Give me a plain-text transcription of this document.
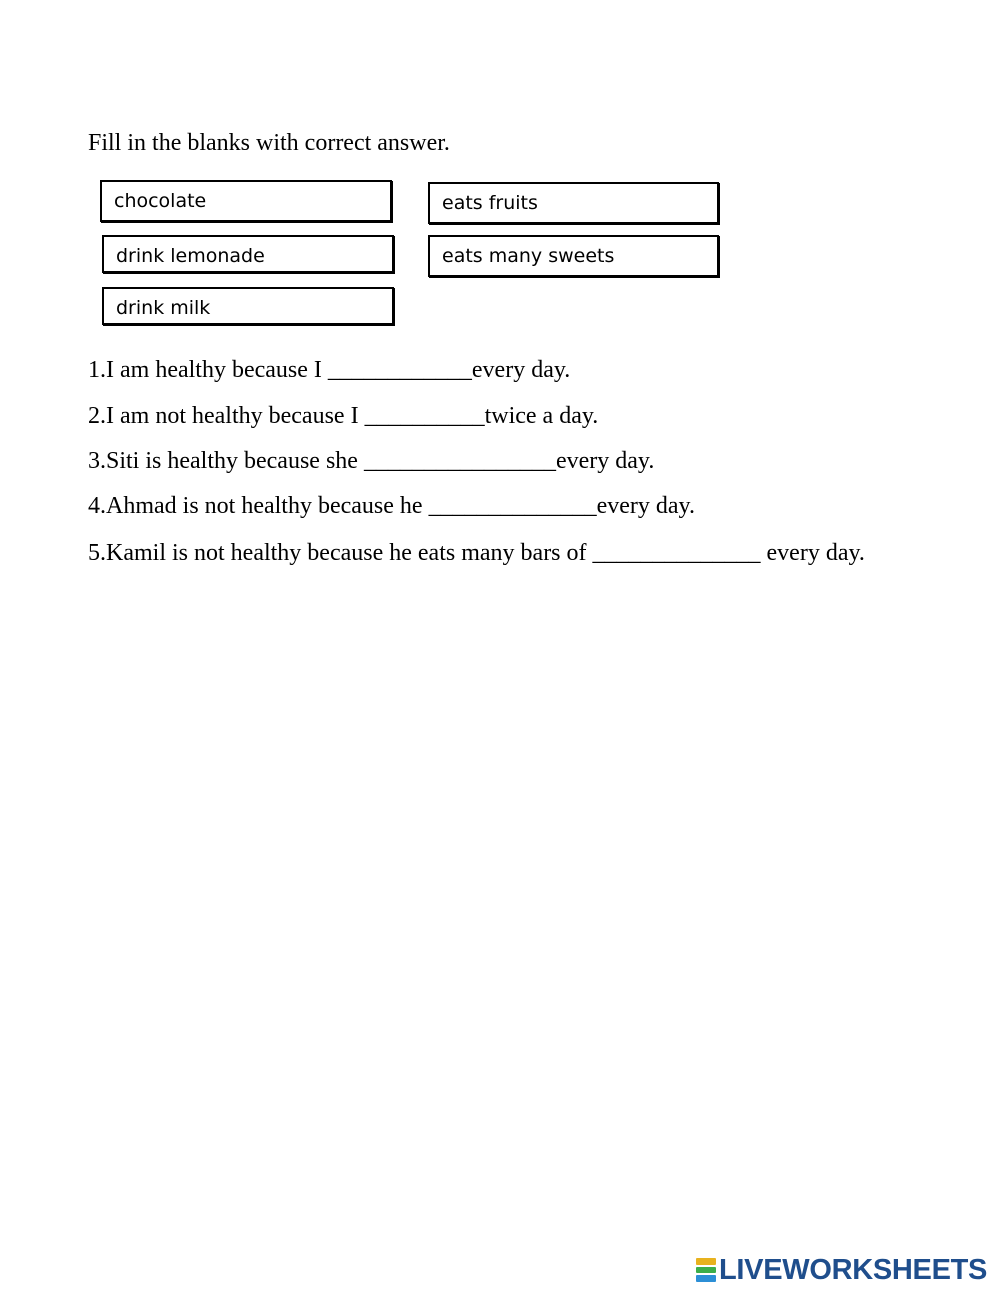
Fill in the blanks with correct answer.
chocolate	eats fruits
drink lemonade	eats many sweets
drink milk
1.I am healthy because I ____________every day.
2.I am not healthy because I __________twice a day.
3.Siti is healthy because she ________________every day.
4.Ahmad is not healthy because he ______________every day.
5.Kamil is not healthy because he eats many bars of ______________ every day.
LIVEWORKSHEETS
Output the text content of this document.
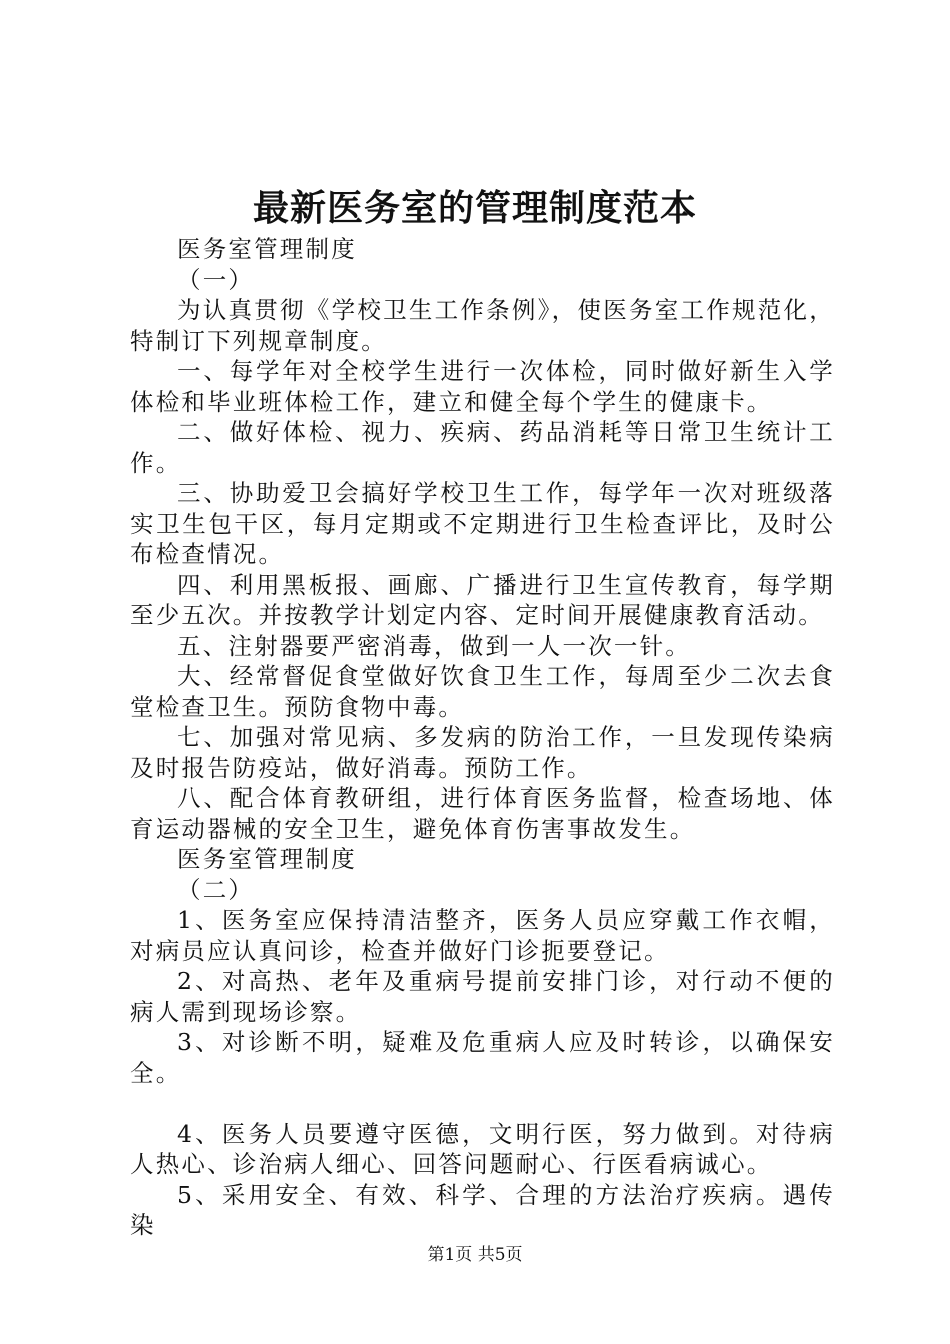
最新医务室的管理制度范本

医务室管理制度

（一）

为认真贯彻《学校卫生工作条例》，使医务室工作规范化，特制订下列规章制度。

一、每学年对全校学生进行一次体检，同时做好新生入学体检和毕业班体检工作，建立和健全每个学生的健康卡。

二、做好体检、视力、疾病、药品消耗等日常卫生统计工作。

三、协助爱卫会搞好学校卫生工作，每学年一次对班级落实卫生包干区，每月定期或不定期进行卫生检查评比，及时公布检查情况。

四、利用黑板报、画廊、广播进行卫生宣传教育，每学期至少五次。并按教学计划定内容、定时间开展健康教育活动。

五、注射器要严密消毒，做到一人一次一针。

大、经常督促食堂做好饮食卫生工作，每周至少二次去食堂检查卫生。预防食物中毒。

七、加强对常见病、多发病的防治工作，一旦发现传染病及时报告防疫站，做好消毒。预防工作。

八、配合体育教研组，进行体育医务监督，检查场地、体育运动器械的安全卫生，避免体育伤害事故发生。

医务室管理制度

（二）

1、医务室应保持清洁整齐，医务人员应穿戴工作衣帽，对病员应认真问诊，检查并做好门诊扼要登记。

2、对高热、老年及重病号提前安排门诊，对行动不便的病人需到现场诊察。

3、对诊断不明，疑难及危重病人应及时转诊，以确保安全。

4、医务人员要遵守医德，文明行医，努力做到。对待病人热心、诊治病人细心、回答问题耐心、行医看病诚心。

5、采用安全、有效、科学、合理的方法治疗疾病。遇传染

第1页 共5页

────────────────

Identify each line in the entries with the word "because" and copy it.

- **Result below**:
1.I am healthy because I ____________every day.
2.I am not healthy because I __________twice a day.
3.Siti is healthy because she ________________every day.
4.Ahmad is not healthy because he ______________every day.
5.Kamil is not healthy because he eats many bars of ______________ every day.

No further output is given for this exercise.